— Trecho selecionado —
_____
Capacita-te de que ninguém pode dar a outrem aquilo que ainda não possua no coração.
Vai! Trabalha sem cessar pela tua grande vitória. Zela por ti e ama a teu
próximo, sem olvidares que Deus cuida de todos.
***
Tadeu guardou os
esclarecimentos de Jesus, para retirar de sua substância o mais elevado
proveito no futuro.
No dia seguinte,
desejando destacar, perante a comunidade dos seus seguidores, a necessidade de
cada qual se atirar ao esforço silencioso pela sua própria edificação evangélica,
o Mestre esclareceu, com seus apólogos singelos, como se encontra dentro da narrativa
de Lucas: – “Quando o espírito imundo sai do homem, anda por lugares áridos, procurando
e não o achando diz : – Voltarei para a casa donde saí ; e, ao chegar, acha-a varrida
e adornada. Depois, vai e leva mais sete espíritos piores do que ele, que ali
entram e habitam; e o último estado daquele homem fica sendo pior do que o
primeiro”.
_____
— O que fazer —
[a] As afirmações a seguir estão de acordo com o trecho sobre Tadeu e o Mestre? (i) Tadeu guardou os esclarecimentos de Jesus para tirar proveito deles no futuro. (ii) O apólogo contado pelo Mestre encontra-se na narrativa de Mateus. (iii) Ao voltar, o espírito imundo encontra a casa varrida e adornada. Responda sim ou não a cada uma e cite, palavra por palavra, o trecho que decide.
[b] Prossiga com o trecho sobre Tadeu e o Mestre a partir do ponto em que ele termina.
A listagem não tem nenhum papel nesta atividade.

— Dados fornecidos —
_____
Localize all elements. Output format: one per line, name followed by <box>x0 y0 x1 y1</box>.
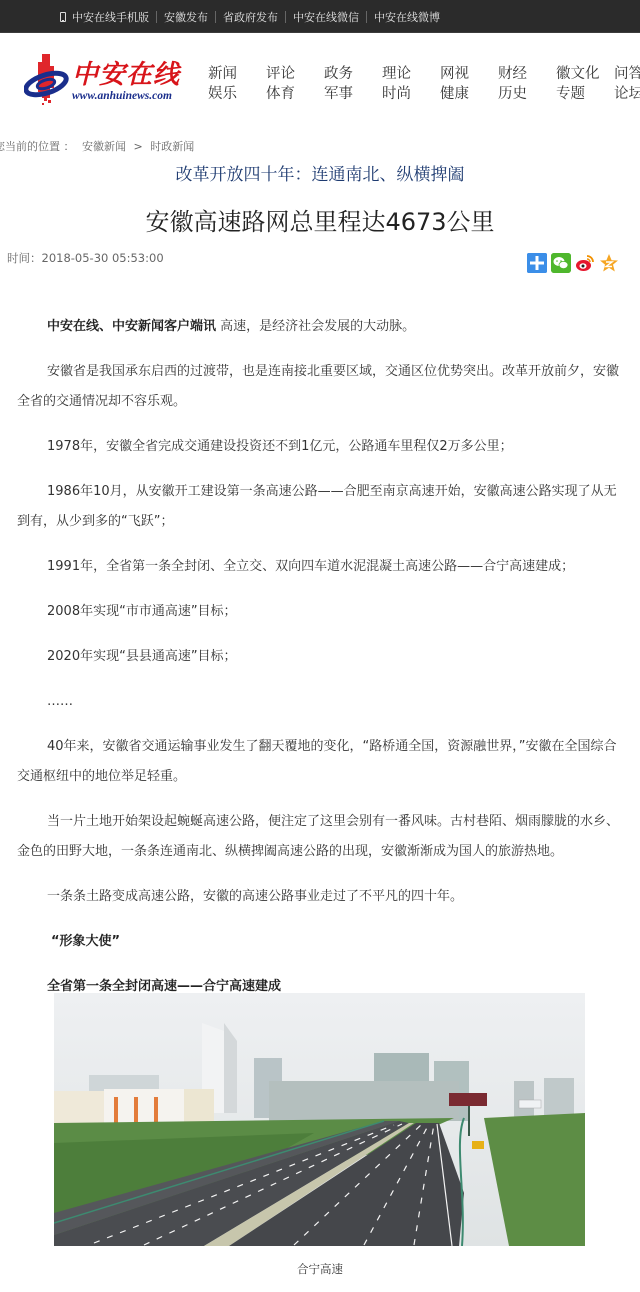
_____
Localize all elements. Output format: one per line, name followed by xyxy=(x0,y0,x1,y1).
_____
— Respostas —
[a]
(i) Sim: "Tadeu guardou os esclarecimentos de Jesus, para retirar de sua substância o mais elevado proveito no futuro."
(ii) Não: "como se encontra dentro da narrativa de Lucas"
(iii) Sim: "acha-a varrida e adornada"

[b]
Então, todos os
ouvintes das pregações do lago compreenderam que não bastava ensinar o caminho
da verdade e do bem aos espíritos perturbados e malfazejos; que indispensável
era edificasse cada um a fortaleza luminosa e sagrada do reino de Deus, dentro
de si mesmo.
Livro: Boa Nova
Espíritos
Diversos
Médium: Chico
Xavier.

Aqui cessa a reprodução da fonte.